GOAL
Return the lines of the items below unchanged, beginning with the very first line and going on through the line with "change-cell: -400 bbox=[842, 183, 961, 245]", including that line.

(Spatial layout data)
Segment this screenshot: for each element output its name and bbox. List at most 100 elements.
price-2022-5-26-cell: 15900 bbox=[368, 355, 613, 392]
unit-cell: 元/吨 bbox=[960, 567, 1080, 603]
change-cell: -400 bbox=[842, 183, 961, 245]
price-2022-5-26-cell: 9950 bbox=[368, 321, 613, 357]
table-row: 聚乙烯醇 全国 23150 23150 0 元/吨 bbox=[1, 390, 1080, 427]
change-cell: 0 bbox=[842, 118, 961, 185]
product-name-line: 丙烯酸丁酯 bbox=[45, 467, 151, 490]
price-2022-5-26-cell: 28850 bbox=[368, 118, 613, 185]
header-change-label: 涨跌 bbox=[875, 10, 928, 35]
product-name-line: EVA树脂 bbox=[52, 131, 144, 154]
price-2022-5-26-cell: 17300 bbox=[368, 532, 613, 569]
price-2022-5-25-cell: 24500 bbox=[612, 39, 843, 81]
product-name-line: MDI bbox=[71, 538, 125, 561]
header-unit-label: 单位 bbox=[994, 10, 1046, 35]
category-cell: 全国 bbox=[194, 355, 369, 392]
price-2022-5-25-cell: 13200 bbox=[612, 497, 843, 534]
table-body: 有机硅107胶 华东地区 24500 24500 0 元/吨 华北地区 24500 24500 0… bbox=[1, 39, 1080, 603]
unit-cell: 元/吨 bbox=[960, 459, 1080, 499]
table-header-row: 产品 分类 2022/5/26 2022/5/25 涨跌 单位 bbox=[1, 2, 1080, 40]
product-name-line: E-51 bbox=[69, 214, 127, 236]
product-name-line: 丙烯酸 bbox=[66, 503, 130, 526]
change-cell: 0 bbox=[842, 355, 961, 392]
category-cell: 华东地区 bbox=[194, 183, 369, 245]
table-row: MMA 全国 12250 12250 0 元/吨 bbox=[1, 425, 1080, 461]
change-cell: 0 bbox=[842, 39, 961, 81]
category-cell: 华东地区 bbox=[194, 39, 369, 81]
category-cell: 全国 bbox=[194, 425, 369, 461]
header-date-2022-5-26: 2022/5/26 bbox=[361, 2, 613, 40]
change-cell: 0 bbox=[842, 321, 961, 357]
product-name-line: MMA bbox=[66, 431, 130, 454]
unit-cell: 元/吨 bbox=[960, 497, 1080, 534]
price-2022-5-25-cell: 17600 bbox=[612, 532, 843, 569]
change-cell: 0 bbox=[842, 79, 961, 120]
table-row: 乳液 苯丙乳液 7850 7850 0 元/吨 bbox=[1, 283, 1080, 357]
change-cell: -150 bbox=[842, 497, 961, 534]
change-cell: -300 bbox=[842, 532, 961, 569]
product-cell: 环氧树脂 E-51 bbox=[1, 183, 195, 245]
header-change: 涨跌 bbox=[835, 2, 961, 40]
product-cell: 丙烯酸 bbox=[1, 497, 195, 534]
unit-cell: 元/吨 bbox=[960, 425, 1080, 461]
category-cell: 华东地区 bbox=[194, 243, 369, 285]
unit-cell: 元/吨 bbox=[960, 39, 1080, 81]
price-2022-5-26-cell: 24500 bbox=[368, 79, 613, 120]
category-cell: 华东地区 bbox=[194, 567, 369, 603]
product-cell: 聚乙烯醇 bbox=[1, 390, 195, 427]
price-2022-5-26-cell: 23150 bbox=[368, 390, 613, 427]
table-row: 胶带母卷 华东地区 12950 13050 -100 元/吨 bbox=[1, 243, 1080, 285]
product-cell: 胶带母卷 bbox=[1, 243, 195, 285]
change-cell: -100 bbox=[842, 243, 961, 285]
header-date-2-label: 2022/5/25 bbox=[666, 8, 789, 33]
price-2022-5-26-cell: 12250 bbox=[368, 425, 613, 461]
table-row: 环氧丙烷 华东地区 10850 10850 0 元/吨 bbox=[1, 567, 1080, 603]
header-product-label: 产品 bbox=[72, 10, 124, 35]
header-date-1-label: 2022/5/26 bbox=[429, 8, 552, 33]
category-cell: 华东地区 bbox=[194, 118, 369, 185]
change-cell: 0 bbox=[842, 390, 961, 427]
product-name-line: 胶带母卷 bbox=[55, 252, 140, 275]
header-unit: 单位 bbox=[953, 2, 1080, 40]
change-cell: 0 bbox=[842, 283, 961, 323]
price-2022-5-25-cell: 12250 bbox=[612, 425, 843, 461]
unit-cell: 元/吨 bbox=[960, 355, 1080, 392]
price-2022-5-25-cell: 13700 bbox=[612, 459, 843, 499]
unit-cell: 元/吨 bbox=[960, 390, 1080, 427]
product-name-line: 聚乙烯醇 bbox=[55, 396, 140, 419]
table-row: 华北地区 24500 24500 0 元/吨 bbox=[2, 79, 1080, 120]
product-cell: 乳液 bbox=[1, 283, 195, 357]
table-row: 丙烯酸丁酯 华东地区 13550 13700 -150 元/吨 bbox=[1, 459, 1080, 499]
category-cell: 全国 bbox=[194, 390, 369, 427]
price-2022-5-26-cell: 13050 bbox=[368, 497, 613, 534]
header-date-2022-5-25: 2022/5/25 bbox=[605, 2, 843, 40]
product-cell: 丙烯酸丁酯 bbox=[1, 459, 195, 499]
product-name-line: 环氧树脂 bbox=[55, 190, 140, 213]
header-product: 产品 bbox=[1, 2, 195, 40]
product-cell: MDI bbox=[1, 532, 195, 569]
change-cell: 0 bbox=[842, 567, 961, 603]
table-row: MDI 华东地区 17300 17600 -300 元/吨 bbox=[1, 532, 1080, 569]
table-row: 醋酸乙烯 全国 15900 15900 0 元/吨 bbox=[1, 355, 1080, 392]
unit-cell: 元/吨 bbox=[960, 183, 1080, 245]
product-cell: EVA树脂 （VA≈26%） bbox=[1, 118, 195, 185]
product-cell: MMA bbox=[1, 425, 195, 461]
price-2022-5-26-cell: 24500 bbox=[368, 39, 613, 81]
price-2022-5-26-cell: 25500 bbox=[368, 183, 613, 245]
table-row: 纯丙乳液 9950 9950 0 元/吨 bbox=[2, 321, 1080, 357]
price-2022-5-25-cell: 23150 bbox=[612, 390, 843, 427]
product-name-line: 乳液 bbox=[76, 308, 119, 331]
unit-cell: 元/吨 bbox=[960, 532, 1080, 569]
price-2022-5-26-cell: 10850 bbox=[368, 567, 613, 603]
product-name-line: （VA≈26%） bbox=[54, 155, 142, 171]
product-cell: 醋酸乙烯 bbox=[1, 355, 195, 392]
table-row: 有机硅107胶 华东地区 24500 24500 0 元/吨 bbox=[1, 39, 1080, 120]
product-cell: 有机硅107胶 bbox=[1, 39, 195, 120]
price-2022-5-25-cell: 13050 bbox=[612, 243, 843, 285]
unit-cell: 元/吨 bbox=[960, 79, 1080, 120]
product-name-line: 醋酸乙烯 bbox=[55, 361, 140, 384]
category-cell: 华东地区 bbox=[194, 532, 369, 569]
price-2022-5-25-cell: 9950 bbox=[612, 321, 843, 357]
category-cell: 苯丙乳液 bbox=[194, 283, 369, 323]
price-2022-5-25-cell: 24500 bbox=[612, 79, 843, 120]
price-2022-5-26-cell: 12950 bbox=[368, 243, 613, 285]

EXPECTED ANSWER
Segment this screenshot: for each element output its name and bbox. List at most 100 elements.
price-2022-5-26-cell: 15900 bbox=[368, 355, 613, 392]
unit-cell: 元/吨 bbox=[960, 567, 1080, 603]
change-cell: -400 bbox=[842, 183, 961, 245]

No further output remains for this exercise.